:: Aim of the exercise ::
In your copy, reproduce the entries exactly as they are, minus the images.

Figure dataset records:

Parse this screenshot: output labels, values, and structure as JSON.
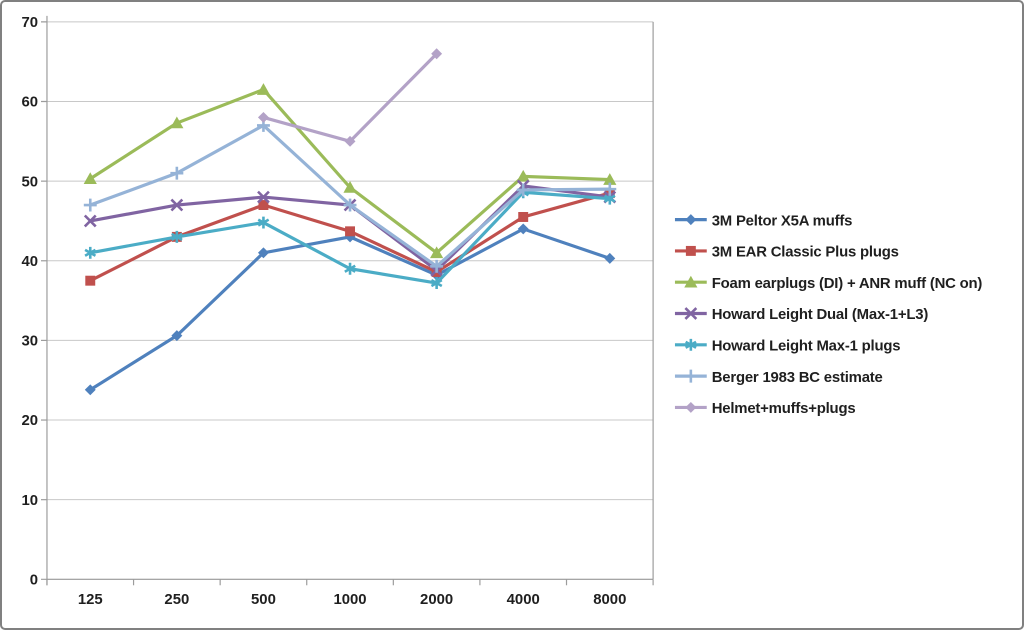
{
  "chart_data": {
    "type": "line",
    "title": "",
    "xlabel": "",
    "ylabel": "",
    "categories": [
      "125",
      "250",
      "500",
      "1000",
      "2000",
      "4000",
      "8000"
    ],
    "y_axis": {
      "min": 0,
      "max": 70,
      "step": 10,
      "tick_labels": [
        "0",
        "10",
        "20",
        "30",
        "40",
        "50",
        "60",
        "70"
      ]
    },
    "grid": "horizontal",
    "legend_position": "right",
    "series": [
      {
        "name": "3M Peltor X5A muffs",
        "color": "#4F81BD",
        "marker": "diamond",
        "values": [
          23.8,
          30.6,
          41,
          43,
          38.2,
          44,
          40.3
        ]
      },
      {
        "name": "3M EAR Classic Plus plugs",
        "color": "#C0504D",
        "marker": "square",
        "values": [
          37.5,
          43,
          47,
          43.7,
          38.6,
          45.5,
          48.5
        ]
      },
      {
        "name": "Foam earplugs (DI) + ANR muff (NC on)",
        "color": "#9BBB59",
        "marker": "triangle",
        "values": [
          50.3,
          57.3,
          61.5,
          49.2,
          41,
          50.6,
          50.2
        ]
      },
      {
        "name": "Howard Leight Dual (Max-1+L3)",
        "color": "#8064A2",
        "marker": "x",
        "values": [
          45,
          47,
          48,
          47,
          38.8,
          49.4,
          48
        ]
      },
      {
        "name": "Howard Leight Max-1 plugs",
        "color": "#4BACC6",
        "marker": "asterisk",
        "values": [
          41,
          43,
          44.8,
          39,
          37.2,
          48.6,
          47.8
        ]
      },
      {
        "name": "Berger 1983 BC estimate",
        "color": "#95B3D7",
        "marker": "plus",
        "values": [
          47,
          51,
          57,
          47,
          39.3,
          48.9,
          49
        ]
      },
      {
        "name": "Helmet+muffs+plugs",
        "color": "#B3A2C7",
        "marker": "diamond",
        "values": [
          null,
          null,
          58,
          55,
          66,
          null,
          null
        ]
      }
    ]
  },
  "colors": {
    "background": "#FFFFFF",
    "frame_border": "#808080",
    "gridline": "#C8C8C8",
    "axis_line": "#9C9C9C",
    "text": "#1F1F1F"
  }
}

:: Right answer ::
Parse this screenshot: output labels, values, and structure as JSON.
{
  "chart_data": {
    "type": "line",
    "title": "",
    "xlabel": "",
    "ylabel": "",
    "categories": [
      "125",
      "250",
      "500",
      "1000",
      "2000",
      "4000",
      "8000"
    ],
    "y_axis": {
      "min": 0,
      "max": 70,
      "step": 10,
      "tick_labels": [
        "0",
        "10",
        "20",
        "30",
        "40",
        "50",
        "60",
        "70"
      ]
    },
    "grid": "horizontal",
    "legend_position": "right",
    "series": [
      {
        "name": "3M Peltor X5A muffs",
        "color": "#4F81BD",
        "marker": "diamond",
        "values": [
          23.8,
          30.6,
          41,
          43,
          38.2,
          44,
          40.3
        ]
      },
      {
        "name": "3M EAR Classic Plus plugs",
        "color": "#C0504D",
        "marker": "square",
        "values": [
          37.5,
          43,
          47,
          43.7,
          38.6,
          45.5,
          48.5
        ]
      },
      {
        "name": "Foam earplugs (DI) + ANR muff (NC on)",
        "color": "#9BBB59",
        "marker": "triangle",
        "values": [
          50.3,
          57.3,
          61.5,
          49.2,
          41,
          50.6,
          50.2
        ]
      },
      {
        "name": "Howard Leight Dual (Max-1+L3)",
        "color": "#8064A2",
        "marker": "x",
        "values": [
          45,
          47,
          48,
          47,
          38.8,
          49.4,
          48
        ]
      },
      {
        "name": "Howard Leight Max-1 plugs",
        "color": "#4BACC6",
        "marker": "asterisk",
        "values": [
          41,
          43,
          44.8,
          39,
          37.2,
          48.6,
          47.8
        ]
      },
      {
        "name": "Berger 1983 BC estimate",
        "color": "#95B3D7",
        "marker": "plus",
        "values": [
          47,
          51,
          57,
          47,
          39.3,
          48.9,
          49
        ]
      },
      {
        "name": "Helmet+muffs+plugs",
        "color": "#B3A2C7",
        "marker": "diamond",
        "values": [
          null,
          null,
          58,
          55,
          66,
          null,
          null
        ]
      }
    ]
  },
  "colors": {
    "background": "#FFFFFF",
    "frame_border": "#808080",
    "gridline": "#C8C8C8",
    "axis_line": "#9C9C9C",
    "text": "#1F1F1F"
  }
}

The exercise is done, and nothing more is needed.